*** Block opens ***

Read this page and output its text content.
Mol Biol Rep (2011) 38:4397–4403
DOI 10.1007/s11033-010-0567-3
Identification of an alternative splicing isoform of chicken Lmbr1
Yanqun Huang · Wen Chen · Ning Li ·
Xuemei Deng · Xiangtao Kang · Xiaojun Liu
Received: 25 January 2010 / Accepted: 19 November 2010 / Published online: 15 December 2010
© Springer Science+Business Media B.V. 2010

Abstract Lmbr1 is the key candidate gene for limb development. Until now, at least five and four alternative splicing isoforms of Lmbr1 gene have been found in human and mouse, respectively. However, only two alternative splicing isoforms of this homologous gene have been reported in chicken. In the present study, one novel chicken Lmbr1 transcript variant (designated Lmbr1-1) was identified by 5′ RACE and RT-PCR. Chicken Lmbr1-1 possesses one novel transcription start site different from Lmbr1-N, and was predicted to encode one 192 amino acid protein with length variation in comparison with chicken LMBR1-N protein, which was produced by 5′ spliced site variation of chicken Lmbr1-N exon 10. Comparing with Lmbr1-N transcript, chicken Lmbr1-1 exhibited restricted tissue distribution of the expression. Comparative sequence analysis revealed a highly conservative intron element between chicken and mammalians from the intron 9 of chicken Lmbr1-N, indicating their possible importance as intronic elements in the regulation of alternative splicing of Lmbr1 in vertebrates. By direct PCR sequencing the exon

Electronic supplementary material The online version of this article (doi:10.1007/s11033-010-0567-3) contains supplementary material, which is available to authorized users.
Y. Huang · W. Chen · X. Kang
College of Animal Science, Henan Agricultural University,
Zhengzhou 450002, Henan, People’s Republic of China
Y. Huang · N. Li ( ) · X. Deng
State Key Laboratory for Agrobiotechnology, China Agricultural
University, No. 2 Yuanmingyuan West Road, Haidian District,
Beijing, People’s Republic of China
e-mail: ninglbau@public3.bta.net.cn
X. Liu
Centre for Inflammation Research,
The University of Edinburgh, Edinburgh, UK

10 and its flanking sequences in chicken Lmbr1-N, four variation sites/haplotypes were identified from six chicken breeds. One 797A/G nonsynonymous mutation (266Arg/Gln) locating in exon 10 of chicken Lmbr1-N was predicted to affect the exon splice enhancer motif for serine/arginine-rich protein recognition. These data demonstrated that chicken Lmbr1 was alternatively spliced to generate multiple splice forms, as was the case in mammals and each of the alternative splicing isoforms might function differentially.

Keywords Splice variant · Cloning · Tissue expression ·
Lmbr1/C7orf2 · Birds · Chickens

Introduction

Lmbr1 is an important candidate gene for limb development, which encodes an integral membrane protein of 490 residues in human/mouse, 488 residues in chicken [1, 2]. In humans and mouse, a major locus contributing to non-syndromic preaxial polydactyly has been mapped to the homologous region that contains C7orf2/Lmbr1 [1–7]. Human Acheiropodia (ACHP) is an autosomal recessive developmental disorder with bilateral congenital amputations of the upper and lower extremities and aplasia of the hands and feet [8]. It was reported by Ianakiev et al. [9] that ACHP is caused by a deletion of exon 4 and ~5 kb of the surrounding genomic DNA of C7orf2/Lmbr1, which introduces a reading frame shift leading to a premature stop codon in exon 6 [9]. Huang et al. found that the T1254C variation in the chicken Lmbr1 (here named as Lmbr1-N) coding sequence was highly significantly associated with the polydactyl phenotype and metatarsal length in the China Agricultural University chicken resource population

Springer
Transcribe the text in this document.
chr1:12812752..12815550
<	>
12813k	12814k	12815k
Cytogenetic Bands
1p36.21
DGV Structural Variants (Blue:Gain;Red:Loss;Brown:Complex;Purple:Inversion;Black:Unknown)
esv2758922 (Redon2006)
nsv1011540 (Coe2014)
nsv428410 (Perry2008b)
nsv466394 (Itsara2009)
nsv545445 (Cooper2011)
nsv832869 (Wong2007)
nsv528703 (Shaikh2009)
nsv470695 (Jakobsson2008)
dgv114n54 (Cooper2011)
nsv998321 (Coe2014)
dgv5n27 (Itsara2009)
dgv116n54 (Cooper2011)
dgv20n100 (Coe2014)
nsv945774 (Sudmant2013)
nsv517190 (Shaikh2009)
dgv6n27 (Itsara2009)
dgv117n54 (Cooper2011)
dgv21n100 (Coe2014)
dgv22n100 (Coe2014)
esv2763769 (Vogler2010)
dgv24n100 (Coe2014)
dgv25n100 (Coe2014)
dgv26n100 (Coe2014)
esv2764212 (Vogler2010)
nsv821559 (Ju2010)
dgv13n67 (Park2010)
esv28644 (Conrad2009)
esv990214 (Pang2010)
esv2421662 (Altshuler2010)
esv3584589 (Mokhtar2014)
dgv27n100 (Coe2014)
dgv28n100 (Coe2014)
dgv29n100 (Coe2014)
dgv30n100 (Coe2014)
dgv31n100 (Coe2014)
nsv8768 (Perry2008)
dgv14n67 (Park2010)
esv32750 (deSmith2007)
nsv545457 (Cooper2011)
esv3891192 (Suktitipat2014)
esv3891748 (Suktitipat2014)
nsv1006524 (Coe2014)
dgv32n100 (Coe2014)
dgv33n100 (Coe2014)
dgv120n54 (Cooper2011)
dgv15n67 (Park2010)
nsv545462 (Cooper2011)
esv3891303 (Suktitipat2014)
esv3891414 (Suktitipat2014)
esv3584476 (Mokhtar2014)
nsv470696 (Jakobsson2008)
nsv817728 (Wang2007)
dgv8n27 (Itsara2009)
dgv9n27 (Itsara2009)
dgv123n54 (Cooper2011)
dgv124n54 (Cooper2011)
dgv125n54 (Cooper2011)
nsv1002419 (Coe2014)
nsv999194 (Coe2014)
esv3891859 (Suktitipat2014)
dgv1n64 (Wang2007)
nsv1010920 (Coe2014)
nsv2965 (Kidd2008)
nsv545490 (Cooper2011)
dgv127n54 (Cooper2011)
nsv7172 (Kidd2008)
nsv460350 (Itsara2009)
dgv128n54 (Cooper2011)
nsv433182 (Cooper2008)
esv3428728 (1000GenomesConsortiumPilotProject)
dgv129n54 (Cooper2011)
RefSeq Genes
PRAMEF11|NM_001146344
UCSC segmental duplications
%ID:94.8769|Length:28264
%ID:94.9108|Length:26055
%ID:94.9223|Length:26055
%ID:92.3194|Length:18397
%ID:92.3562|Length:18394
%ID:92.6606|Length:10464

*** Block closes ***

→ EXERCISE BRIEF: Please copy exactly the lines from the one that contains "Transcribe the text in this document." up to and including the final line of the listing above.

→ YOUR RESPONSE:
Transcribe the text in this document.
chr1:12812752..12815550
<	>
12813k	12814k	12815k
Cytogenetic Bands
1p36.21
DGV Structural Variants (Blue:Gain;Red:Loss;Brown:Complex;Purple:Inversion;Black:Unknown)
esv2758922 (Redon2006)
nsv1011540 (Coe2014)
nsv428410 (Perry2008b)
nsv466394 (Itsara2009)
nsv545445 (Cooper2011)
nsv832869 (Wong2007)
nsv528703 (Shaikh2009)
nsv470695 (Jakobsson2008)
dgv114n54 (Cooper2011)
nsv998321 (Coe2014)
dgv5n27 (Itsara2009)
dgv116n54 (Cooper2011)
dgv20n100 (Coe2014)
nsv945774 (Sudmant2013)
nsv517190 (Shaikh2009)
dgv6n27 (Itsara2009)
dgv117n54 (Cooper2011)
dgv21n100 (Coe2014)
dgv22n100 (Coe2014)
esv2763769 (Vogler2010)
dgv24n100 (Coe2014)
dgv25n100 (Coe2014)
dgv26n100 (Coe2014)
esv2764212 (Vogler2010)
nsv821559 (Ju2010)
dgv13n67 (Park2010)
esv28644 (Conrad2009)
esv990214 (Pang2010)
esv2421662 (Altshuler2010)
esv3584589 (Mokhtar2014)
dgv27n100 (Coe2014)
dgv28n100 (Coe2014)
dgv29n100 (Coe2014)
dgv30n100 (Coe2014)
dgv31n100 (Coe2014)
nsv8768 (Perry2008)
dgv14n67 (Park2010)
esv32750 (deSmith2007)
nsv545457 (Cooper2011)
esv3891192 (Suktitipat2014)
esv3891748 (Suktitipat2014)
nsv1006524 (Coe2014)
dgv32n100 (Coe2014)
dgv33n100 (Coe2014)
dgv120n54 (Cooper2011)
dgv15n67 (Park2010)
nsv545462 (Cooper2011)
esv3891303 (Suktitipat2014)
esv3891414 (Suktitipat2014)
esv3584476 (Mokhtar2014)
nsv470696 (Jakobsson2008)
nsv817728 (Wang2007)
dgv8n27 (Itsara2009)
dgv9n27 (Itsara2009)
dgv123n54 (Cooper2011)
dgv124n54 (Cooper2011)
dgv125n54 (Cooper2011)
nsv1002419 (Coe2014)
nsv999194 (Coe2014)
esv3891859 (Suktitipat2014)
dgv1n64 (Wang2007)
nsv1010920 (Coe2014)
nsv2965 (Kidd2008)
nsv545490 (Cooper2011)
dgv127n54 (Cooper2011)
nsv7172 (Kidd2008)
nsv460350 (Itsara2009)
dgv128n54 (Cooper2011)
nsv433182 (Cooper2008)
esv3428728 (1000GenomesConsortiumPilotProject)
dgv129n54 (Cooper2011)
RefSeq Genes
PRAMEF11|NM_001146344
UCSC segmental duplications
%ID:94.8769|Length:28264
%ID:94.9108|Length:26055
%ID:94.9223|Length:26055
%ID:92.3194|Length:18397
%ID:92.3562|Length:18394
%ID:92.6606|Length:10464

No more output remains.